Stated exercise:
Take the entries below and print all of them exactly, please.

(Extracted data entries)

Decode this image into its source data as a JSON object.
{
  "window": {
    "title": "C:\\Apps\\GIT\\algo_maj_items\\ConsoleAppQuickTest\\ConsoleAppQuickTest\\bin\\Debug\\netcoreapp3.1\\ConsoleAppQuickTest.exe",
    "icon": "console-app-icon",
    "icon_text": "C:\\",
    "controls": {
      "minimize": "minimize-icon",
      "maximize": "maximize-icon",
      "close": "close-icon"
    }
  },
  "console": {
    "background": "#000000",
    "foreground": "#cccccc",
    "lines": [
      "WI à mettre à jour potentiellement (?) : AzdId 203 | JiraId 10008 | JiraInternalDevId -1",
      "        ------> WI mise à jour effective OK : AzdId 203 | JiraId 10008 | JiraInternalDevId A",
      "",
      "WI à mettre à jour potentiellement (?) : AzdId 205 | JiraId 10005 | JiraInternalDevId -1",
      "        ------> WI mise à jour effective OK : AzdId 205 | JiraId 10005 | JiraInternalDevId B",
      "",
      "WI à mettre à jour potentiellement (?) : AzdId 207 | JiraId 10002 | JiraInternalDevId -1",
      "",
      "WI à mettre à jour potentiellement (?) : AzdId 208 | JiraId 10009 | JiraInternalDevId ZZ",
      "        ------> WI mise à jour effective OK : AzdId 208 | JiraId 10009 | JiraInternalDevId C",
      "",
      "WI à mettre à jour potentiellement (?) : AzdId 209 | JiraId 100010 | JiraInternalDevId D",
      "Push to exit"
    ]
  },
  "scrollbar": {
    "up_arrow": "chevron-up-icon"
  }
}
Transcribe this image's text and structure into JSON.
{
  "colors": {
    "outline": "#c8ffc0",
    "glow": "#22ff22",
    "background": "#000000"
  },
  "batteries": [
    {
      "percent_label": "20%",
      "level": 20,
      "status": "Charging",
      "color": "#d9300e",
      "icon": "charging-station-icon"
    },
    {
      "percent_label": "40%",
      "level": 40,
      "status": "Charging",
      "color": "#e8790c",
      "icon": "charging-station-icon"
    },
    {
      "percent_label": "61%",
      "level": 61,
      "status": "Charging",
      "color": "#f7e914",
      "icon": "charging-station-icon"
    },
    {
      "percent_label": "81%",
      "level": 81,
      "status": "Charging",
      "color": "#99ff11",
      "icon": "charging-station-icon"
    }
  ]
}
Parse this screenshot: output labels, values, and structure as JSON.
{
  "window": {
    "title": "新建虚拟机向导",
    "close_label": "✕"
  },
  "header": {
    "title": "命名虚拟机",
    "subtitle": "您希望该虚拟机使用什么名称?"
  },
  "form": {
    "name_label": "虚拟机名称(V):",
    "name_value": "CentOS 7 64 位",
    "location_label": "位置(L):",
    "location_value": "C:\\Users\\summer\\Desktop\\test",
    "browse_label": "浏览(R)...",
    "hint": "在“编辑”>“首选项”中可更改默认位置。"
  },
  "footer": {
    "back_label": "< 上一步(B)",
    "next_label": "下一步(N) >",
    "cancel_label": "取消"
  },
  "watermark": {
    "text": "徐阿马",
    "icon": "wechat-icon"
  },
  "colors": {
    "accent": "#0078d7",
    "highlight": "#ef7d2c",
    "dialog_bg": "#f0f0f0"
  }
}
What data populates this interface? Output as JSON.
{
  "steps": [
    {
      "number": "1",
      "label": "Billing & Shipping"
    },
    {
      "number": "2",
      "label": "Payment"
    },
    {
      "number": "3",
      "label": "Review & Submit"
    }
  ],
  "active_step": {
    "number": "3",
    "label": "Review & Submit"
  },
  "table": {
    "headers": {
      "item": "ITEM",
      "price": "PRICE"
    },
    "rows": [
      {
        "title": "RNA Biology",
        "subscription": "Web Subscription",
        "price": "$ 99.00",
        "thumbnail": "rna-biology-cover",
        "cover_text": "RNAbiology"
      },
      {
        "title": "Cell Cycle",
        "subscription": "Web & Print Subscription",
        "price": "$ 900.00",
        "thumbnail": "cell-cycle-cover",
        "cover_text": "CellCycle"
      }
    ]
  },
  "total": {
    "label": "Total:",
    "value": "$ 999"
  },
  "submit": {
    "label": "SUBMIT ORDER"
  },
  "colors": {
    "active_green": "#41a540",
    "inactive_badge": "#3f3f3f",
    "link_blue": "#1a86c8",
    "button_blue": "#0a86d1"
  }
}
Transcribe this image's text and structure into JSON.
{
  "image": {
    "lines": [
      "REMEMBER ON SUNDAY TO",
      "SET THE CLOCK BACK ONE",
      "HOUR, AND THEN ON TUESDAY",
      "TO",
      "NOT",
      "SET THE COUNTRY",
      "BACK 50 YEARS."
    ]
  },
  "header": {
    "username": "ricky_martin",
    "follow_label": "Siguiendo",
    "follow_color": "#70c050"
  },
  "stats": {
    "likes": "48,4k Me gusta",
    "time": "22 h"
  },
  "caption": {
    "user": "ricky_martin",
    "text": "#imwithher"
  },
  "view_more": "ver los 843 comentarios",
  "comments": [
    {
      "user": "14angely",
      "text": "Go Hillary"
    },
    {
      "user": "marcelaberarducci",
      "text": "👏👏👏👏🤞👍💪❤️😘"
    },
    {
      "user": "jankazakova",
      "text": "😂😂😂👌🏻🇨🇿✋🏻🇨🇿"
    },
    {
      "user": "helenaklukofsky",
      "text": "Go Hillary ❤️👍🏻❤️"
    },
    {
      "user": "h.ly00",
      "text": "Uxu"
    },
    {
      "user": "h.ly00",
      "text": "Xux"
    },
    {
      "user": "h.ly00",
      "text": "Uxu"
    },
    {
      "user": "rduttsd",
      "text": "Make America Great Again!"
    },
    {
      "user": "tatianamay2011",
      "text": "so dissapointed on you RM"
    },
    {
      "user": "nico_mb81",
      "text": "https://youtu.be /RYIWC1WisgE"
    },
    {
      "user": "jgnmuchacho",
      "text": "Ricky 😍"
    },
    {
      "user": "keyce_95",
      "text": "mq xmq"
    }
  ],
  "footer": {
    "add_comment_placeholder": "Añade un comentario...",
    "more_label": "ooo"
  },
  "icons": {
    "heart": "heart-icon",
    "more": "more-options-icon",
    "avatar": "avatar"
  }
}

Final result:
Decode this image into its source data as a JSON object.
{
  "window": {
    "title": "C:\\Apps\\GIT\\algo_maj_items\\ConsoleAppQuickTest\\ConsoleAppQuickTest\\bin\\Debug\\netcoreapp3.1\\ConsoleAppQuickTest.exe",
    "icon": "console-app-icon",
    "icon_text": "C:\\",
    "controls": {
      "minimize": "minimize-icon",
      "maximize": "maximize-icon",
      "close": "close-icon"
    }
  },
  "console": {
    "background": "#000000",
    "foreground": "#cccccc",
    "lines": [
      "WI à mettre à jour potentiellement (?) : AzdId 203 | JiraId 10008 | JiraInternalDevId -1",
      "        ------> WI mise à jour effective OK : AzdId 203 | JiraId 10008 | JiraInternalDevId A",
      "",
      "WI à mettre à jour potentiellement (?) : AzdId 205 | JiraId 10005 | JiraInternalDevId -1",
      "        ------> WI mise à jour effective OK : AzdId 205 | JiraId 10005 | JiraInternalDevId B",
      "",
      "WI à mettre à jour potentiellement (?) : AzdId 207 | JiraId 10002 | JiraInternalDevId -1",
      "",
      "WI à mettre à jour potentiellement (?) : AzdId 208 | JiraId 10009 | JiraInternalDevId ZZ",
      "        ------> WI mise à jour effective OK : AzdId 208 | JiraId 10009 | JiraInternalDevId C",
      "",
      "WI à mettre à jour potentiellement (?) : AzdId 209 | JiraId 100010 | JiraInternalDevId D",
      "Push to exit"
    ]
  },
  "scrollbar": {
    "up_arrow": "chevron-up-icon"
  }
}
Transcribe this image's text and structure into JSON.
{
  "colors": {
    "outline": "#c8ffc0",
    "glow": "#22ff22",
    "background": "#000000"
  },
  "batteries": [
    {
      "percent_label": "20%",
      "level": 20,
      "status": "Charging",
      "color": "#d9300e",
      "icon": "charging-station-icon"
    },
    {
      "percent_label": "40%",
      "level": 40,
      "status": "Charging",
      "color": "#e8790c",
      "icon": "charging-station-icon"
    },
    {
      "percent_label": "61%",
      "level": 61,
      "status": "Charging",
      "color": "#f7e914",
      "icon": "charging-station-icon"
    },
    {
      "percent_label": "81%",
      "level": 81,
      "status": "Charging",
      "color": "#99ff11",
      "icon": "charging-station-icon"
    }
  ]
}
Parse this screenshot: output labels, values, and structure as JSON.
{
  "window": {
    "title": "新建虚拟机向导",
    "close_label": "✕"
  },
  "header": {
    "title": "命名虚拟机",
    "subtitle": "您希望该虚拟机使用什么名称?"
  },
  "form": {
    "name_label": "虚拟机名称(V):",
    "name_value": "CentOS 7 64 位",
    "location_label": "位置(L):",
    "location_value": "C:\\Users\\summer\\Desktop\\test",
    "browse_label": "浏览(R)...",
    "hint": "在“编辑”>“首选项”中可更改默认位置。"
  },
  "footer": {
    "back_label": "< 上一步(B)",
    "next_label": "下一步(N) >",
    "cancel_label": "取消"
  },
  "watermark": {
    "text": "徐阿马",
    "icon": "wechat-icon"
  },
  "colors": {
    "accent": "#0078d7",
    "highlight": "#ef7d2c",
    "dialog_bg": "#f0f0f0"
  }
}
What data populates this interface? Output as JSON.
{
  "steps": [
    {
      "number": "1",
      "label": "Billing & Shipping"
    },
    {
      "number": "2",
      "label": "Payment"
    },
    {
      "number": "3",
      "label": "Review & Submit"
    }
  ],
  "active_step": {
    "number": "3",
    "label": "Review & Submit"
  },
  "table": {
    "headers": {
      "item": "ITEM",
      "price": "PRICE"
    },
    "rows": [
      {
        "title": "RNA Biology",
        "subscription": "Web Subscription",
        "price": "$ 99.00",
        "thumbnail": "rna-biology-cover",
        "cover_text": "RNAbiology"
      },
      {
        "title": "Cell Cycle",
        "subscription": "Web & Print Subscription",
        "price": "$ 900.00",
        "thumbnail": "cell-cycle-cover",
        "cover_text": "CellCycle"
      }
    ]
  },
  "total": {
    "label": "Total:",
    "value": "$ 999"
  },
  "submit": {
    "label": "SUBMIT ORDER"
  },
  "colors": {
    "active_green": "#41a540",
    "inactive_badge": "#3f3f3f",
    "link_blue": "#1a86c8",
    "button_blue": "#0a86d1"
  }
}
Transcribe this image's text and structure into JSON.
{
  "image": {
    "lines": [
      "REMEMBER ON SUNDAY TO",
      "SET THE CLOCK BACK ONE",
      "HOUR, AND THEN ON TUESDAY",
      "TO",
      "NOT",
      "SET THE COUNTRY",
      "BACK 50 YEARS."
    ]
  },
  "header": {
    "username": "ricky_martin",
    "follow_label": "Siguiendo",
    "follow_color": "#70c050"
  },
  "stats": {
    "likes": "48,4k Me gusta",
    "time": "22 h"
  },
  "caption": {
    "user": "ricky_martin",
    "text": "#imwithher"
  },
  "view_more": "ver los 843 comentarios",
  "comments": [
    {
      "user": "14angely",
      "text": "Go Hillary"
    },
    {
      "user": "marcelaberarducci",
      "text": "👏👏👏👏🤞👍💪❤️😘"
    },
    {
      "user": "jankazakova",
      "text": "😂😂😂👌🏻🇨🇿✋🏻🇨🇿"
    },
    {
      "user": "helenaklukofsky",
      "text": "Go Hillary ❤️👍🏻❤️"
    },
    {
      "user": "h.ly00",
      "text": "Uxu"
    },
    {
      "user": "h.ly00",
      "text": "Xux"
    },
    {
      "user": "h.ly00",
      "text": "Uxu"
    },
    {
      "user": "rduttsd",
      "text": "Make America Great Again!"
    },
    {
      "user": "tatianamay2011",
      "text": "so dissapointed on you RM"
    },
    {
      "user": "nico_mb81",
      "text": "https://youtu.be /RYIWC1WisgE"
    },
    {
      "user": "jgnmuchacho",
      "text": "Ricky 😍"
    },
    {
      "user": "keyce_95",
      "text": "mq xmq"
    }
  ],
  "footer": {
    "add_comment_placeholder": "Añade un comentario...",
    "more_label": "ooo"
  },
  "icons": {
    "heart": "heart-icon",
    "more": "more-options-icon",
    "avatar": "avatar"
  }
}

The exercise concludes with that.